[Start RECORDS FOR PROCESSING]
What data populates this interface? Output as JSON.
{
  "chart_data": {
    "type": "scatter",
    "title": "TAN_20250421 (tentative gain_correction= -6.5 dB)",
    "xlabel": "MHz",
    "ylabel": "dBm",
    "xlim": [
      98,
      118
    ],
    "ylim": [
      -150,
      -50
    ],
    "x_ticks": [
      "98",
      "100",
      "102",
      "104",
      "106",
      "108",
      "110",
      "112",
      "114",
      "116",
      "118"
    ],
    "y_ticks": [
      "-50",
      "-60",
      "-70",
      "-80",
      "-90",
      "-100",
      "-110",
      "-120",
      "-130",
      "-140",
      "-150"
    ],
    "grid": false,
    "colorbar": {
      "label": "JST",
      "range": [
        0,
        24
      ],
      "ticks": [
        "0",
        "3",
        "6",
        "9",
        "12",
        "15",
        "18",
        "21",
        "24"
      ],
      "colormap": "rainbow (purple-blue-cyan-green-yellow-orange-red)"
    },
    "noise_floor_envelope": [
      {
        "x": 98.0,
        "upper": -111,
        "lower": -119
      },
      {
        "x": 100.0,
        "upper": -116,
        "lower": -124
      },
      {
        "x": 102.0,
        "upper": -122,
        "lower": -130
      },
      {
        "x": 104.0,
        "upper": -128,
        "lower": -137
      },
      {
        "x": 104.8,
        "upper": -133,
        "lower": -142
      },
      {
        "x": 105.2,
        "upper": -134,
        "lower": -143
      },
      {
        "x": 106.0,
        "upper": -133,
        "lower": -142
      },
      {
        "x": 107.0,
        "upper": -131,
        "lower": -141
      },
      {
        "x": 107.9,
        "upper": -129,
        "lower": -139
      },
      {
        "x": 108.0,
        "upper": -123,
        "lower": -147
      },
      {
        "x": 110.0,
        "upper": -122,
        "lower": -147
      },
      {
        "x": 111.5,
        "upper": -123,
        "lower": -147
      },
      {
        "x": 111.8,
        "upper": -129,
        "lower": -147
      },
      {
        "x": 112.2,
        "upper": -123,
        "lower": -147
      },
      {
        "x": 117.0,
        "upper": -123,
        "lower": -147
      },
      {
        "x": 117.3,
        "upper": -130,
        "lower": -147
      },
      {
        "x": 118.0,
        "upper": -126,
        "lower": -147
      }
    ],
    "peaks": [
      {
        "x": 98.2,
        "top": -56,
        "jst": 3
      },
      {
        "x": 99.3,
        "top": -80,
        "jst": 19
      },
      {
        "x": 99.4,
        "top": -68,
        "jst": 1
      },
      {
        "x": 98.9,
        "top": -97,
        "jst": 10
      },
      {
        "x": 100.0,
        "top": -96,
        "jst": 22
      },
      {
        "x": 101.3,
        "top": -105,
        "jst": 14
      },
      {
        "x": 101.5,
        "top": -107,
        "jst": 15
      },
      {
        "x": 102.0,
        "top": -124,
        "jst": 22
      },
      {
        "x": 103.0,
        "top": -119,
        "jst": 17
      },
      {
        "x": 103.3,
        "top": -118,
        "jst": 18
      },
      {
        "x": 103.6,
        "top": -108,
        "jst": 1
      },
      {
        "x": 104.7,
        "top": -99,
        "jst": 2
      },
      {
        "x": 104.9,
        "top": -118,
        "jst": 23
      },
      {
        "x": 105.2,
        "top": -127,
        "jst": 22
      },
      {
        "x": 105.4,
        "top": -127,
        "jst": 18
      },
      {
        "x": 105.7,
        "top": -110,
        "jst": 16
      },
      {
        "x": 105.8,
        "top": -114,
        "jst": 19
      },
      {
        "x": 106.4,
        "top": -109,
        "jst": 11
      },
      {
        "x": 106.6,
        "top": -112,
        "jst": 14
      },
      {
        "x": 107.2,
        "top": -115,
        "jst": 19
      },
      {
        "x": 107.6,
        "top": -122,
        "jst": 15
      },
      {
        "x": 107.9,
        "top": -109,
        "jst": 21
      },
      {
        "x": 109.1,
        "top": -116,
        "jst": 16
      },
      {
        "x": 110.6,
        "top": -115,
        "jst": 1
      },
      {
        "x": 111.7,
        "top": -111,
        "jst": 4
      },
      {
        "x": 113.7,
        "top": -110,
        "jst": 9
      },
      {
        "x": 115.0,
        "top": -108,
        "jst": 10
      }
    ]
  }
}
[End RECORDS FOR PROCESSING]
JOB> Reproduce all of the records exactly.

EXERCISE RESULT>
What data populates this interface? Output as JSON.
{
  "chart_data": {
    "type": "scatter",
    "title": "TAN_20250421 (tentative gain_correction= -6.5 dB)",
    "xlabel": "MHz",
    "ylabel": "dBm",
    "xlim": [
      98,
      118
    ],
    "ylim": [
      -150,
      -50
    ],
    "x_ticks": [
      "98",
      "100",
      "102",
      "104",
      "106",
      "108",
      "110",
      "112",
      "114",
      "116",
      "118"
    ],
    "y_ticks": [
      "-50",
      "-60",
      "-70",
      "-80",
      "-90",
      "-100",
      "-110",
      "-120",
      "-130",
      "-140",
      "-150"
    ],
    "grid": false,
    "colorbar": {
      "label": "JST",
      "range": [
        0,
        24
      ],
      "ticks": [
        "0",
        "3",
        "6",
        "9",
        "12",
        "15",
        "18",
        "21",
        "24"
      ],
      "colormap": "rainbow (purple-blue-cyan-green-yellow-orange-red)"
    },
    "noise_floor_envelope": [
      {
        "x": 98.0,
        "upper": -111,
        "lower": -119
      },
      {
        "x": 100.0,
        "upper": -116,
        "lower": -124
      },
      {
        "x": 102.0,
        "upper": -122,
        "lower": -130
      },
      {
        "x": 104.0,
        "upper": -128,
        "lower": -137
      },
      {
        "x": 104.8,
        "upper": -133,
        "lower": -142
      },
      {
        "x": 105.2,
        "upper": -134,
        "lower": -143
      },
      {
        "x": 106.0,
        "upper": -133,
        "lower": -142
      },
      {
        "x": 107.0,
        "upper": -131,
        "lower": -141
      },
      {
        "x": 107.9,
        "upper": -129,
        "lower": -139
      },
      {
        "x": 108.0,
        "upper": -123,
        "lower": -147
      },
      {
        "x": 110.0,
        "upper": -122,
        "lower": -147
      },
      {
        "x": 111.5,
        "upper": -123,
        "lower": -147
      },
      {
        "x": 111.8,
        "upper": -129,
        "lower": -147
      },
      {
        "x": 112.2,
        "upper": -123,
        "lower": -147
      },
      {
        "x": 117.0,
        "upper": -123,
        "lower": -147
      },
      {
        "x": 117.3,
        "upper": -130,
        "lower": -147
      },
      {
        "x": 118.0,
        "upper": -126,
        "lower": -147
      }
    ],
    "peaks": [
      {
        "x": 98.2,
        "top": -56,
        "jst": 3
      },
      {
        "x": 99.3,
        "top": -80,
        "jst": 19
      },
      {
        "x": 99.4,
        "top": -68,
        "jst": 1
      },
      {
        "x": 98.9,
        "top": -97,
        "jst": 10
      },
      {
        "x": 100.0,
        "top": -96,
        "jst": 22
      },
      {
        "x": 101.3,
        "top": -105,
        "jst": 14
      },
      {
        "x": 101.5,
        "top": -107,
        "jst": 15
      },
      {
        "x": 102.0,
        "top": -124,
        "jst": 22
      },
      {
        "x": 103.0,
        "top": -119,
        "jst": 17
      },
      {
        "x": 103.3,
        "top": -118,
        "jst": 18
      },
      {
        "x": 103.6,
        "top": -108,
        "jst": 1
      },
      {
        "x": 104.7,
        "top": -99,
        "jst": 2
      },
      {
        "x": 104.9,
        "top": -118,
        "jst": 23
      },
      {
        "x": 105.2,
        "top": -127,
        "jst": 22
      },
      {
        "x": 105.4,
        "top": -127,
        "jst": 18
      },
      {
        "x": 105.7,
        "top": -110,
        "jst": 16
      },
      {
        "x": 105.8,
        "top": -114,
        "jst": 19
      },
      {
        "x": 106.4,
        "top": -109,
        "jst": 11
      },
      {
        "x": 106.6,
        "top": -112,
        "jst": 14
      },
      {
        "x": 107.2,
        "top": -115,
        "jst": 19
      },
      {
        "x": 107.6,
        "top": -122,
        "jst": 15
      },
      {
        "x": 107.9,
        "top": -109,
        "jst": 21
      },
      {
        "x": 109.1,
        "top": -116,
        "jst": 16
      },
      {
        "x": 110.6,
        "top": -115,
        "jst": 1
      },
      {
        "x": 111.7,
        "top": -111,
        "jst": 4
      },
      {
        "x": 113.7,
        "top": -110,
        "jst": 9
      },
      {
        "x": 115.0,
        "top": -108,
        "jst": 10
      }
    ]
  }
}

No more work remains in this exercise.